*What to do:*
Continue the passage on radioligand binding experiments, starting right after its final sentence.
**** Selected passage ****
Radioligand Binding Experiments
HEK293T cells and HeLa cells were cultured in a humidified atmosphere at 37°C with 5% CO2 in DMEM and DMEM/F12 medium respectively which was supplemented with 10% FBS and 1x penicillin/streptomycin. Cell pellets of HEK293T cells transiently expressing the HA-hH1R were derived as described before (Bosma et al., 2016). Cell pellets of HeLa cells were derived by flushing cells from a sub confluent 10 cm2 dish. Cells were then washed with PBS [137 mM NaCl, 2.7 mM KCl, 10 mM Na2HPO4 and 2 mM KH2PO4] and consecutively pelleted by centrifuge steps. Cell pellets were then stored until further experimentation at -20°C.
Characterization of [3H]mepyramine and unlabeled ligands using radioligand binding experiments was described extensively before with minor changes (Bosma et al., 2016). In short, cell pellets were reconstituted in binding buffer [50 mM Na2HPO4/KH2PO4 pH 7.4] and homogenized.
For saturation binding experiments 1–15 nM [3H]mepyramine in the absence or presence of 10-5 M mianserin was incubated with either 0.5–3 μg cell homogenate of HEK293T cells or 20–60 μg of HeLa cells for 4 h at 37°C. Binding affinity (Kd) and Bmax was determined from the total (without mianserin) and non-specific (with mianserin) binding of [3H]mepyramine using non-linear regression in Prism 6.0 (GraphPad Software, San Diego, CA, United States). Reported pKd and Bmax values represent the mean and SEM of ≥3 experiments.
**** Supplied data ****
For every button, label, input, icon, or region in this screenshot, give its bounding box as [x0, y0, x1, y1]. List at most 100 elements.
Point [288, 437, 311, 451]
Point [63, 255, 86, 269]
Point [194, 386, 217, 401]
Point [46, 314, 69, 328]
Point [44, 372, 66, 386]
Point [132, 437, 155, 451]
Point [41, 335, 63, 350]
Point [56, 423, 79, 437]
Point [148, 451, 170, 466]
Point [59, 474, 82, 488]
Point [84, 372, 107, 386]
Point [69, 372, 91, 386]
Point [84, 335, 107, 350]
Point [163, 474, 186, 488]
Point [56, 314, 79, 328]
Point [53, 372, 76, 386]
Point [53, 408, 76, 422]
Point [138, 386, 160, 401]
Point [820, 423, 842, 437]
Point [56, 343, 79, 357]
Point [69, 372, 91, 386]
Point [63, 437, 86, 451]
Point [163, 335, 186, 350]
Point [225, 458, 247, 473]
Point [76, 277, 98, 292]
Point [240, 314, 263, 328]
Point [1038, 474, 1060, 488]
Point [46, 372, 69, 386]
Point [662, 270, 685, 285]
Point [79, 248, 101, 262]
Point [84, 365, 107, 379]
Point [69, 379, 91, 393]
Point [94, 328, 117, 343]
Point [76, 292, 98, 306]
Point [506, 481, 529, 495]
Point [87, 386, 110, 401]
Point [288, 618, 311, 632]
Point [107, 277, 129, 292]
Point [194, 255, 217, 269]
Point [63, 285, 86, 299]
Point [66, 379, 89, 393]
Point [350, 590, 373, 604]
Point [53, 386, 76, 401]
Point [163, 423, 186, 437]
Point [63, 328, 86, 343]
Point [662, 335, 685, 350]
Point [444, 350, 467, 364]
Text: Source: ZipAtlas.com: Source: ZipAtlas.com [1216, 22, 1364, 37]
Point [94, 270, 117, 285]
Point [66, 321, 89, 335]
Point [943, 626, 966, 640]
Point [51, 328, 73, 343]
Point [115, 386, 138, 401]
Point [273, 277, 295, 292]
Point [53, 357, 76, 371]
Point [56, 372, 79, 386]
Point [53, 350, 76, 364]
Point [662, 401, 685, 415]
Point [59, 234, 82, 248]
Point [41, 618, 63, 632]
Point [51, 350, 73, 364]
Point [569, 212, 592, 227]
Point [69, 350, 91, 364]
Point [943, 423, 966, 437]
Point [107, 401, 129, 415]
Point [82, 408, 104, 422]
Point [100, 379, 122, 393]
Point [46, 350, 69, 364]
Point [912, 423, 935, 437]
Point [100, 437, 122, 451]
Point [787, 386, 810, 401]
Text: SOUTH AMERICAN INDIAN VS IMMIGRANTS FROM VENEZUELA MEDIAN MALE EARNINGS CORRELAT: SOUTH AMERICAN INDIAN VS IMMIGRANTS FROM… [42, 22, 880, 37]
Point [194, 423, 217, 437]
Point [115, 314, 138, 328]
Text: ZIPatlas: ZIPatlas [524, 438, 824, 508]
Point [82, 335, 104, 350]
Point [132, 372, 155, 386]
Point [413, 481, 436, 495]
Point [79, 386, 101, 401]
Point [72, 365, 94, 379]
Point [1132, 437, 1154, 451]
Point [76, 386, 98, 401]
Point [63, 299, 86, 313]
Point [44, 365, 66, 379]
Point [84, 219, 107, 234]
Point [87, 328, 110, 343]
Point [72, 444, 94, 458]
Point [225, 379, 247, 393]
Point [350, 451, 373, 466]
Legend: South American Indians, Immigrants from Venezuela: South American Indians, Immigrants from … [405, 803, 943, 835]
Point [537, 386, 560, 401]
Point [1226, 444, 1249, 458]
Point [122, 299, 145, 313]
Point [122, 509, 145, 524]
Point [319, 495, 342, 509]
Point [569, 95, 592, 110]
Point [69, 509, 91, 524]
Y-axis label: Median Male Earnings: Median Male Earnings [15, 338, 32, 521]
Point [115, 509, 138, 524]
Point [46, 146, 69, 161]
****
*Response:*
Competition binding experiments were performed by incubating (0.5–3 μg) HEK293T cell homogenate transiently expressing the H1R with a single concentration (3–6 nM) [3H]mepyramine and increasing concentrations unlabeled ligand (10-11 to 10-4 M) for 4 h at 37°C. From the resulting radioligand displacement curves, the IC50 was determined and binding affinity (Ki) was then derived by using the Cheng–Prusoff equation (Cheng and Prusoff, 1973). Reported pKi represent the mean and SEM of ≥3 experiments.
Kinetic binding rate constants of [3H]mepyramine were determined to be 0.22 min-1 (koff) and 1.1 × 108 M-1min-1 (kon) (Bosma et al., 2016). To determine the kinetic binding rate constants of unlabeled ligands (0.5–3 μg) a HEK293T cell homogenate transiently expressing the H1R was co-incubated with a single concentration [3H]mepyramine 1.5–12 nM for various incubation times (0–81 min) at 25°C in the presence and absence of three concentrations unlabeled ligand. Final concentrations unlabeled ligands were selected to have various levels of inhibition of [3H]mepyramine binding within the total incubation time. To have well-separated binding curves over the course of the experiments, ligands with a fast koff were used on approximately 1–10 times the Ki value whereas the slow dissociating ligands had to be used on approximately 10–100 times the Ki value. The resulting binding of [3H]mepyramine to the H1R was analyzed using the Motulsky–Mahan model yielding the kon and koff of the unlabeled ligands (Motulsky and Mahan, 1984). Moreover the binding affinity and residence time could be calculated from the binding rate constants, with Kd,calc = koff/kon and residence time (RT) = 1/koff. Reported kon, koff, Kd,calc, and RT values represent the mean and SEM of ≥3 experiments.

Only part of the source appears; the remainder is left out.